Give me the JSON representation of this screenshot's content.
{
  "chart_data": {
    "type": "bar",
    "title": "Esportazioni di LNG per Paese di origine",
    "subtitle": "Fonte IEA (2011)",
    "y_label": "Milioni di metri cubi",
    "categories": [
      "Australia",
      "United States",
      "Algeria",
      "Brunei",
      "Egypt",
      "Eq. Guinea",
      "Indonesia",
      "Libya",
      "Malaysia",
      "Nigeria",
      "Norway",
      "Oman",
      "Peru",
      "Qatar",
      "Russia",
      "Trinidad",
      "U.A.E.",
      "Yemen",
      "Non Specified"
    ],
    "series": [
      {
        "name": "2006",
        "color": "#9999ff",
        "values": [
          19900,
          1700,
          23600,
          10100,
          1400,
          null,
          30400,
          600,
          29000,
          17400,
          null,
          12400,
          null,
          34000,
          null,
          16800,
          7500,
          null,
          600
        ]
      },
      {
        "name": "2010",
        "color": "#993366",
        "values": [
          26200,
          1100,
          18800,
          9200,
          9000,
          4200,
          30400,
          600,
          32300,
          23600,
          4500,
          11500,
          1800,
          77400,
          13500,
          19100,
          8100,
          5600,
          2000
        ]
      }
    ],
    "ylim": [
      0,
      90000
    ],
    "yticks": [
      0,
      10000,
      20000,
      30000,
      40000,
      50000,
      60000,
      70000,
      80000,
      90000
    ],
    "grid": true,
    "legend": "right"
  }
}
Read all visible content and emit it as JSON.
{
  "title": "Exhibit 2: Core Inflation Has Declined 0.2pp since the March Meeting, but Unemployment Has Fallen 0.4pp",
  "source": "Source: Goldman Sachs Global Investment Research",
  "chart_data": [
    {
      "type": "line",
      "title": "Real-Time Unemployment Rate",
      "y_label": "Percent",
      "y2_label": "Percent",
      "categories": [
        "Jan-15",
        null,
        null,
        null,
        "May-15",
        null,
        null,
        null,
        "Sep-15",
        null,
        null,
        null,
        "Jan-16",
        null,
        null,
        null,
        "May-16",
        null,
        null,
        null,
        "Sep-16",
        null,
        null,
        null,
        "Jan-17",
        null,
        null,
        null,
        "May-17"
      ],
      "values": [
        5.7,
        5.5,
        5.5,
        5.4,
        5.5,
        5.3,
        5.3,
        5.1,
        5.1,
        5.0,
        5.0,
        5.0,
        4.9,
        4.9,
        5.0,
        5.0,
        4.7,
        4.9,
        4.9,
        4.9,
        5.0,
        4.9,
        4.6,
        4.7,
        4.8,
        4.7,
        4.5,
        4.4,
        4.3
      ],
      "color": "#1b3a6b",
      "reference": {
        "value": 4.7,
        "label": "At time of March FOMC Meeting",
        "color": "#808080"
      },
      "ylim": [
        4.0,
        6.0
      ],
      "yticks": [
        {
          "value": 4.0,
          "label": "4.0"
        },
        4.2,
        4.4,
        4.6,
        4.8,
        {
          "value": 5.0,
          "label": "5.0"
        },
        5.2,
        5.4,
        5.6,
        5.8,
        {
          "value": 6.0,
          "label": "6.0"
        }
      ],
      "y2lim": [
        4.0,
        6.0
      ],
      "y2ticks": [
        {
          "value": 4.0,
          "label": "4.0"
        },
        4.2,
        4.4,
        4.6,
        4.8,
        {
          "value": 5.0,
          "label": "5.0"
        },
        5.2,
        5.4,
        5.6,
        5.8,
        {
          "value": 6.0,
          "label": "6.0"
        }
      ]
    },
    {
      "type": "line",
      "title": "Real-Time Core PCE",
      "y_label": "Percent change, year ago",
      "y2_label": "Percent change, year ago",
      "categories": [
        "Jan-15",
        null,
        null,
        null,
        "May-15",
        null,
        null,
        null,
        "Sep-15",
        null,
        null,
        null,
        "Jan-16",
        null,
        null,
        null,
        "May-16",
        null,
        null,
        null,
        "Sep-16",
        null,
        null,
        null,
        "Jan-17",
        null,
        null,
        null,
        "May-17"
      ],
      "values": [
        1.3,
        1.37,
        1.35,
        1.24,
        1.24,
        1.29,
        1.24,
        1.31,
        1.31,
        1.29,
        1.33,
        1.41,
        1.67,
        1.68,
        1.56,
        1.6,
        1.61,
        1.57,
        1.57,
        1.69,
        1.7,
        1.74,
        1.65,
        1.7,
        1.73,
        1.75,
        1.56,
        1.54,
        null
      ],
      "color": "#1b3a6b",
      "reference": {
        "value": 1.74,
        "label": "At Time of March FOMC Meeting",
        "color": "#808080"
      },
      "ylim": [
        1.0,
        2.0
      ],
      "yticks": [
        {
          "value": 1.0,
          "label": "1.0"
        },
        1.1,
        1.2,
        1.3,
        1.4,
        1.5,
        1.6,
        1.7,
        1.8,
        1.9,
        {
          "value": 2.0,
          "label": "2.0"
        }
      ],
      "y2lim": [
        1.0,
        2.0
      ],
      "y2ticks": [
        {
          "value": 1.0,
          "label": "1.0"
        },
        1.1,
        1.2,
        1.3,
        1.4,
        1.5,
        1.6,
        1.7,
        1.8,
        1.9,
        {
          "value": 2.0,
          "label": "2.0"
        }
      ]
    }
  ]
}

==*==

Retype the data in full and match it exactly.

Give me the JSON representation of this screenshot's content.
{
  "chart_data": {
    "type": "bar",
    "title": "Esportazioni di LNG per Paese di origine",
    "subtitle": "Fonte IEA (2011)",
    "y_label": "Milioni di metri cubi",
    "categories": [
      "Australia",
      "United States",
      "Algeria",
      "Brunei",
      "Egypt",
      "Eq. Guinea",
      "Indonesia",
      "Libya",
      "Malaysia",
      "Nigeria",
      "Norway",
      "Oman",
      "Peru",
      "Qatar",
      "Russia",
      "Trinidad",
      "U.A.E.",
      "Yemen",
      "Non Specified"
    ],
    "series": [
      {
        "name": "2006",
        "color": "#9999ff",
        "values": [
          19900,
          1700,
          23600,
          10100,
          1400,
          null,
          30400,
          600,
          29000,
          17400,
          null,
          12400,
          null,
          34000,
          null,
          16800,
          7500,
          null,
          600
        ]
      },
      {
        "name": "2010",
        "color": "#993366",
        "values": [
          26200,
          1100,
          18800,
          9200,
          9000,
          4200,
          30400,
          600,
          32300,
          23600,
          4500,
          11500,
          1800,
          77400,
          13500,
          19100,
          8100,
          5600,
          2000
        ]
      }
    ],
    "ylim": [
      0,
      90000
    ],
    "yticks": [
      0,
      10000,
      20000,
      30000,
      40000,
      50000,
      60000,
      70000,
      80000,
      90000
    ],
    "grid": true,
    "legend": "right"
  }
}
Read all visible content and emit it as JSON.
{
  "title": "Exhibit 2: Core Inflation Has Declined 0.2pp since the March Meeting, but Unemployment Has Fallen 0.4pp",
  "source": "Source: Goldman Sachs Global Investment Research",
  "chart_data": [
    {
      "type": "line",
      "title": "Real-Time Unemployment Rate",
      "y_label": "Percent",
      "y2_label": "Percent",
      "categories": [
        "Jan-15",
        null,
        null,
        null,
        "May-15",
        null,
        null,
        null,
        "Sep-15",
        null,
        null,
        null,
        "Jan-16",
        null,
        null,
        null,
        "May-16",
        null,
        null,
        null,
        "Sep-16",
        null,
        null,
        null,
        "Jan-17",
        null,
        null,
        null,
        "May-17"
      ],
      "values": [
        5.7,
        5.5,
        5.5,
        5.4,
        5.5,
        5.3,
        5.3,
        5.1,
        5.1,
        5.0,
        5.0,
        5.0,
        4.9,
        4.9,
        5.0,
        5.0,
        4.7,
        4.9,
        4.9,
        4.9,
        5.0,
        4.9,
        4.6,
        4.7,
        4.8,
        4.7,
        4.5,
        4.4,
        4.3
      ],
      "color": "#1b3a6b",
      "reference": {
        "value": 4.7,
        "label": "At time of March FOMC Meeting",
        "color": "#808080"
      },
      "ylim": [
        4.0,
        6.0
      ],
      "yticks": [
        {
          "value": 4.0,
          "label": "4.0"
        },
        4.2,
        4.4,
        4.6,
        4.8,
        {
          "value": 5.0,
          "label": "5.0"
        },
        5.2,
        5.4,
        5.6,
        5.8,
        {
          "value": 6.0,
          "label": "6.0"
        }
      ],
      "y2lim": [
        4.0,
        6.0
      ],
      "y2ticks": [
        {
          "value": 4.0,
          "label": "4.0"
        },
        4.2,
        4.4,
        4.6,
        4.8,
        {
          "value": 5.0,
          "label": "5.0"
        },
        5.2,
        5.4,
        5.6,
        5.8,
        {
          "value": 6.0,
          "label": "6.0"
        }
      ]
    },
    {
      "type": "line",
      "title": "Real-Time Core PCE",
      "y_label": "Percent change, year ago",
      "y2_label": "Percent change, year ago",
      "categories": [
        "Jan-15",
        null,
        null,
        null,
        "May-15",
        null,
        null,
        null,
        "Sep-15",
        null,
        null,
        null,
        "Jan-16",
        null,
        null,
        null,
        "May-16",
        null,
        null,
        null,
        "Sep-16",
        null,
        null,
        null,
        "Jan-17",
        null,
        null,
        null,
        "May-17"
      ],
      "values": [
        1.3,
        1.37,
        1.35,
        1.24,
        1.24,
        1.29,
        1.24,
        1.31,
        1.31,
        1.29,
        1.33,
        1.41,
        1.67,
        1.68,
        1.56,
        1.6,
        1.61,
        1.57,
        1.57,
        1.69,
        1.7,
        1.74,
        1.65,
        1.7,
        1.73,
        1.75,
        1.56,
        1.54,
        null
      ],
      "color": "#1b3a6b",
      "reference": {
        "value": 1.74,
        "label": "At Time of March FOMC Meeting",
        "color": "#808080"
      },
      "ylim": [
        1.0,
        2.0
      ],
      "yticks": [
        {
          "value": 1.0,
          "label": "1.0"
        },
        1.1,
        1.2,
        1.3,
        1.4,
        1.5,
        1.6,
        1.7,
        1.8,
        1.9,
        {
          "value": 2.0,
          "label": "2.0"
        }
      ],
      "y2lim": [
        1.0,
        2.0
      ],
      "y2ticks": [
        {
          "value": 1.0,
          "label": "1.0"
        },
        1.1,
        1.2,
        1.3,
        1.4,
        1.5,
        1.6,
        1.7,
        1.8,
        1.9,
        {
          "value": 2.0,
          "label": "2.0"
        }
      ]
    }
  ]
}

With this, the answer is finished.